ANAK-ANAK
Kita semua
pernah menjadi anak-anak! Aku memuji teman-teman yang masih ingat akan
pengalaman mereka semasa masih kanak-kanak. Ada seorang teman sekolah tatkala
duduk dibangku Sekolah Rakyat (SR), menegor saya sebagai orang yang sombong,
karena tidak sapa dia sebagai seorang teman lama. Aku sungguh-sungguh tidak
ingat akan hal itu, namun beliau masih ingat dengan jelas. Berbahagialah mereka
yang masih punya kenangan yang indah pada saat kecil.
Dunia anak-anak adalah satu dunia yang sangat lain dari dunia orang dewasa.
Yesus menjadikan anak-anak sebagai contoh bagi orang dewasa tentang kerajaan
sorga.
Anak-anak
menjadi bahan renungan bagi saya pada hari ini. Ada banyak hal yang dapat
dipelajari dari kehidupan seorang anak. Satu hal yang diajarkan Alkitab kepada
saya tentang anak-anak ialah: Allah mengajar pemazmur sejak ia anak-anak. Mzm
71:17 “Ya Allah, Engkau telah mengajar aku sejak kecilku, dan sampai sekarang
aku memberitakan perbuatan-Mu yang ajaib”. Allah mengajar anak kecil. Itu suatu
bahan renungan bagi saya. Bagaimana cara Allah mengajar seorang anak kecil?
Pernah kulihat sebuah tayangan televisi yang menggambarkan seorang ibu muda
yang baru melahirkan dan untuk pertama kalinya, anaknya diberi ASI. Tidak
seperti biasanya, kepada sang bayi tidak disodorkan puting susu ibunya agar ia
minum. Bayi itu diletakkan di dada ibunya, dekat dengan payudaranya. Dalam
hitungan detik, sang anak yang baru lahir itu dapat menemukan puting susu
ibunya, lalu ia minum makanan yang bernas untuk dia secara pribadi.
Dari mana bayi
itu tahu apa yang menjadi targetnya? Nalarku mengatakan bahwa bayi tahu
targetnya karena ia diberi Allah alat untuk mengetahui target itu, yakni
instingnya. Jika insting yang mengendalikan organ tubuh kita, maka tidak
mungkin kita gagal mencapai apa yang diinginkan! Allah mengajar anak-anak di
seluruh dunia dengan insting yang diberikan-Nya untuk mencapai apa yang
diinginkannya. Kita tahu, burung-burung di kutup Selatan akan berpindah ke daerah
Utara, jika musim dingin tiba. Mereka tidak punya pengetahuan yang berdasarkan
nalar dimana tempat itu. Tetapi insting yang diberikan Allah kepada binatang
itu memampukan burung-burung itu menemukan tempat yang dia perlukan untuk
mendapatkan makanan. Insting tidak pernah salah dalam menemukan apa yang
diinginkannya.

Materi Tersedia:
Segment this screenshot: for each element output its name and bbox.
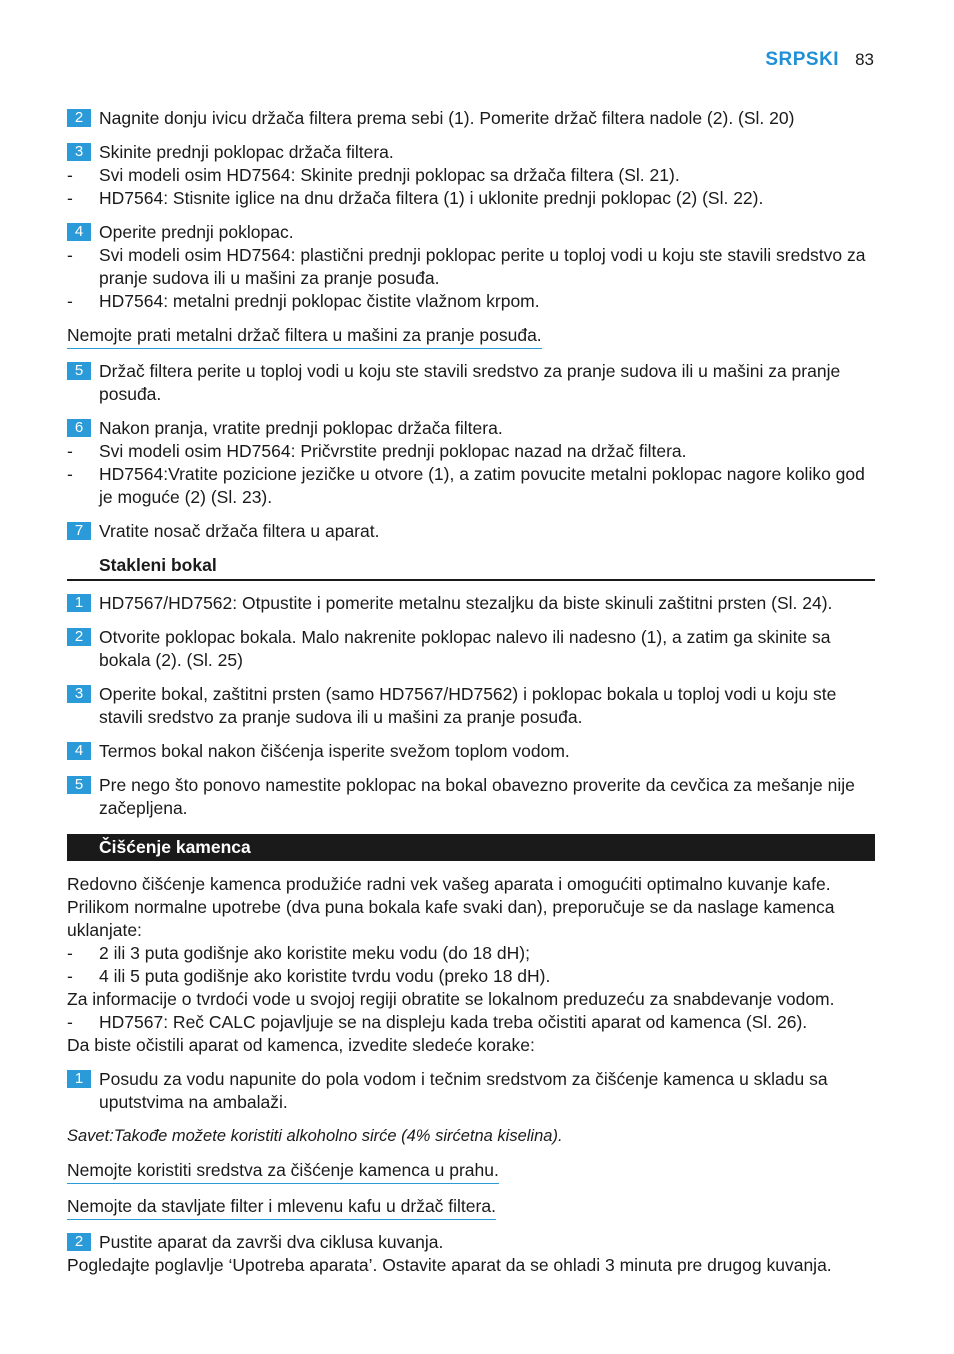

Soal: Tuliskan kembali dengan persis bagian teks sumber tentang anak-anak di antara "Pernah kulihat sebuah" dan "dia secara pribadi.", termasuk kedua bagian itu.

Jawaban Lengkap:
Pernah kulihat sebuah tayangan televisi yang menggambarkan seorang ibu muda
yang baru melahirkan dan untuk pertama kalinya, anaknya diberi ASI. Tidak
seperti biasanya, kepada sang bayi tidak disodorkan puting susu ibunya agar ia
minum. Bayi itu diletakkan di dada ibunya, dekat dengan payudaranya. Dalam
hitungan detik, sang anak yang baru lahir itu dapat menemukan puting susu
ibunya, lalu ia minum makanan yang bernas untuk dia secara pribadi.